Instructions to follow:
Search the data for the word "powinna". Reproduce every line where it is found.

Extracted records
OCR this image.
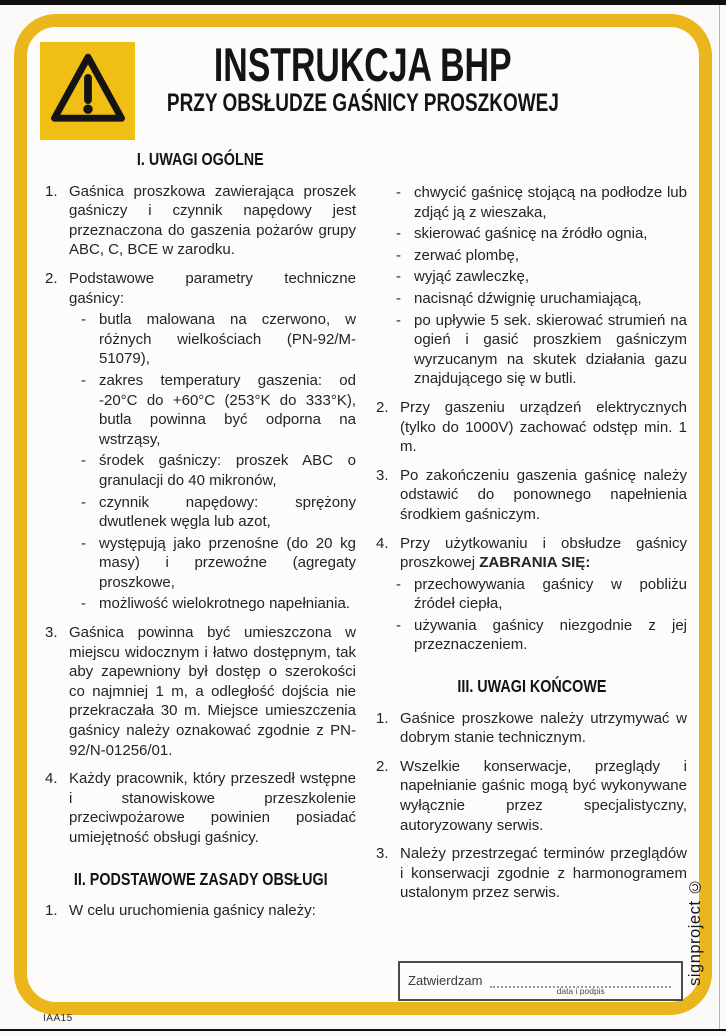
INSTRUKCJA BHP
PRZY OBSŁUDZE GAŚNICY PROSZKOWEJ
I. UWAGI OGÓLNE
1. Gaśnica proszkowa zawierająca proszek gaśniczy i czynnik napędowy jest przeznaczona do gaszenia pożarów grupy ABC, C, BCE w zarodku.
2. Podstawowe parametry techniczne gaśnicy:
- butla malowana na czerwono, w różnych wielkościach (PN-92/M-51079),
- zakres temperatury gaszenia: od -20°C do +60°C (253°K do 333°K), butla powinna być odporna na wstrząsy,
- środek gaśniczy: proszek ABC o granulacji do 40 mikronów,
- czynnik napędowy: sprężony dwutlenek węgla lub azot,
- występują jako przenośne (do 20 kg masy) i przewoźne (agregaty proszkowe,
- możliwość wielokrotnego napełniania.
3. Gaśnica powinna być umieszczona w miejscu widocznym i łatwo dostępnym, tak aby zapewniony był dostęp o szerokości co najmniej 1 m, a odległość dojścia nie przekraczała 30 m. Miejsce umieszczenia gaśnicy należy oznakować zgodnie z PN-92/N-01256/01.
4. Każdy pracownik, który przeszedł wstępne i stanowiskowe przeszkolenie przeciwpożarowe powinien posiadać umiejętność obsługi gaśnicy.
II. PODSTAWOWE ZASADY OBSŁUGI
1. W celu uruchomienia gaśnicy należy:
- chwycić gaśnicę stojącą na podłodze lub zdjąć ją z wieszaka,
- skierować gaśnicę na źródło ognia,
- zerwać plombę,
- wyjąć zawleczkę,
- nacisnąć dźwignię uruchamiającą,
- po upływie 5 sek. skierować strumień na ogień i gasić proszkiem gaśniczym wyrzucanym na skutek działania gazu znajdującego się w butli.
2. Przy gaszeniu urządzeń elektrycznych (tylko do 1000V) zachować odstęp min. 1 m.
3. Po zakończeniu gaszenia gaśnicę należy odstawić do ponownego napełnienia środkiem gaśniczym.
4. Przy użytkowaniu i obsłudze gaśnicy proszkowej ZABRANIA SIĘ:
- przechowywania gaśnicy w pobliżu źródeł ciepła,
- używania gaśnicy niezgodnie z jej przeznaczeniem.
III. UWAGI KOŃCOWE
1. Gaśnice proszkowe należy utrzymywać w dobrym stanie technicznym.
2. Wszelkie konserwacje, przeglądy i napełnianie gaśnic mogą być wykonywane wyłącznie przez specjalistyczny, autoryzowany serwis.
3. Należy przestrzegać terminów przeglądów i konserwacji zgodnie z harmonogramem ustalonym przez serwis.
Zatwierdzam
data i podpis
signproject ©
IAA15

--

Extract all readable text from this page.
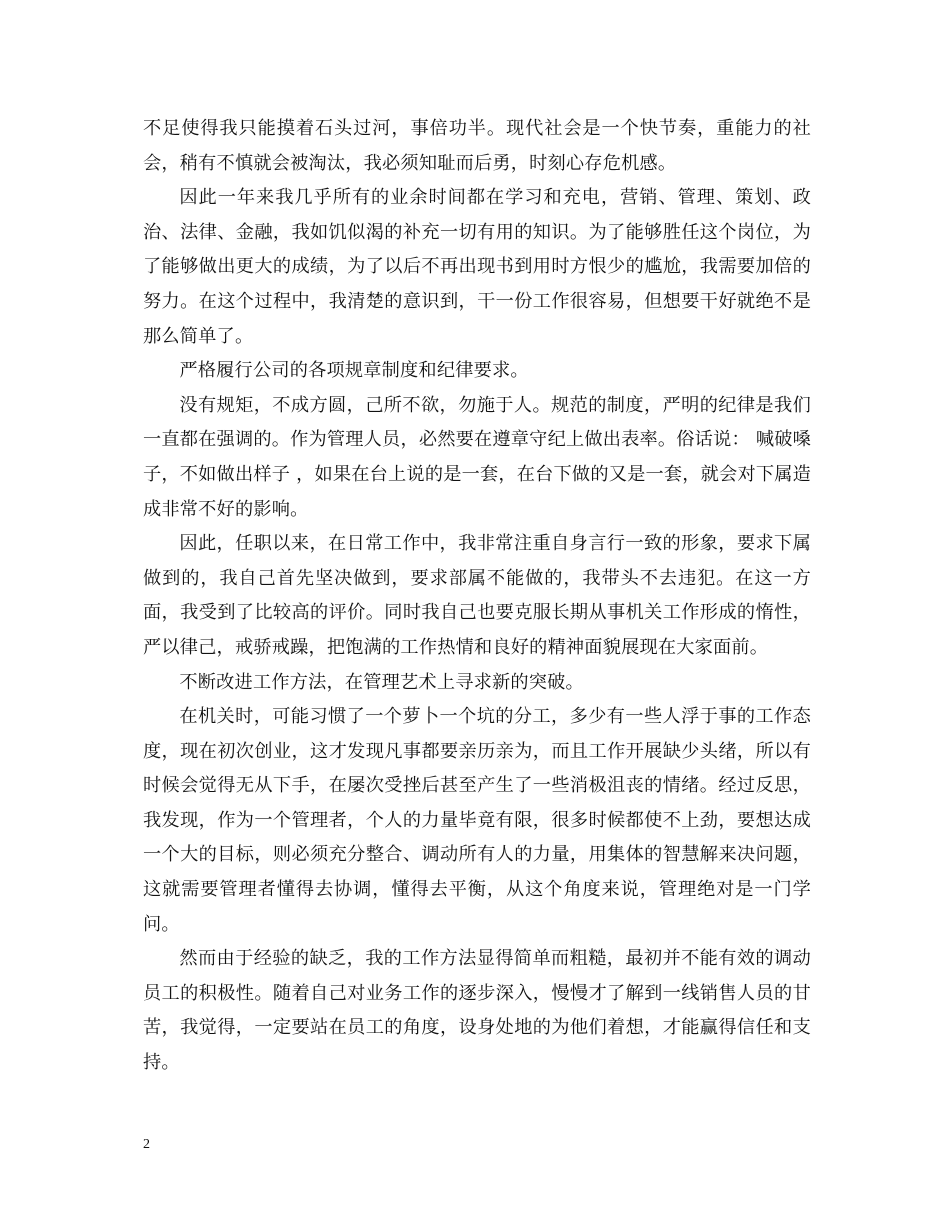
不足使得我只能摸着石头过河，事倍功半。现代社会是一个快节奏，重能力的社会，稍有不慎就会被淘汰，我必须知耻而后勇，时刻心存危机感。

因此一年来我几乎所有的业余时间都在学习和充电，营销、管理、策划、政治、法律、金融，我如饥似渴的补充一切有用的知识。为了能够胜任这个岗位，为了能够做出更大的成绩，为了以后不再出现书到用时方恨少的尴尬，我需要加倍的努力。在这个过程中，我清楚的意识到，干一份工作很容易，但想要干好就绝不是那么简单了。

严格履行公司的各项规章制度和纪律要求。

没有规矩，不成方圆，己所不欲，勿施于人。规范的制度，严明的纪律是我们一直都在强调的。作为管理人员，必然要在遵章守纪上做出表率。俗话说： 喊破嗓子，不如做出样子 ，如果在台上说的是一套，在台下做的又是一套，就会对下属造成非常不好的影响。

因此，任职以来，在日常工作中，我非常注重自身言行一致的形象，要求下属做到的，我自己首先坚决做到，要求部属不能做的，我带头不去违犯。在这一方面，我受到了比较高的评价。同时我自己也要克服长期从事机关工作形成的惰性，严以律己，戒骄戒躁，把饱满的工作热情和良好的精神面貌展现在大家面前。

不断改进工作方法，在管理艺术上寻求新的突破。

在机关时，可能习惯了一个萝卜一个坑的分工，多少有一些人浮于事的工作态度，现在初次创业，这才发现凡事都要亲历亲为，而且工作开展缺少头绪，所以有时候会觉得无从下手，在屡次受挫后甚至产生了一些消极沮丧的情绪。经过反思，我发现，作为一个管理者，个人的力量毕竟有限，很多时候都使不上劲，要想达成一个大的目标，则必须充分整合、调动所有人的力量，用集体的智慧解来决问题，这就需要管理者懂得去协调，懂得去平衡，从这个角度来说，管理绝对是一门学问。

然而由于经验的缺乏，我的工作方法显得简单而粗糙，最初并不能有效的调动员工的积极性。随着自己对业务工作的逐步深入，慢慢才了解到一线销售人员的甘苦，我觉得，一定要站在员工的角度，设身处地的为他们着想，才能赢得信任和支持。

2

Solution to the problem:
- zakres temperatury gaszenia: od -20°C do +60°C (253°K do 333°K), butla powinna być odporna na wstrząsy,
3. Gaśnica powinna być umieszczona w miejscu widocznym i łatwo dostępnym, tak aby zapewniony był dostęp o szerokości co najmniej 1 m, a odległość dojścia nie przekraczała 30 m. Miejsce umieszczenia gaśnicy należy oznakować zgodnie z PN-92/N-01256/01.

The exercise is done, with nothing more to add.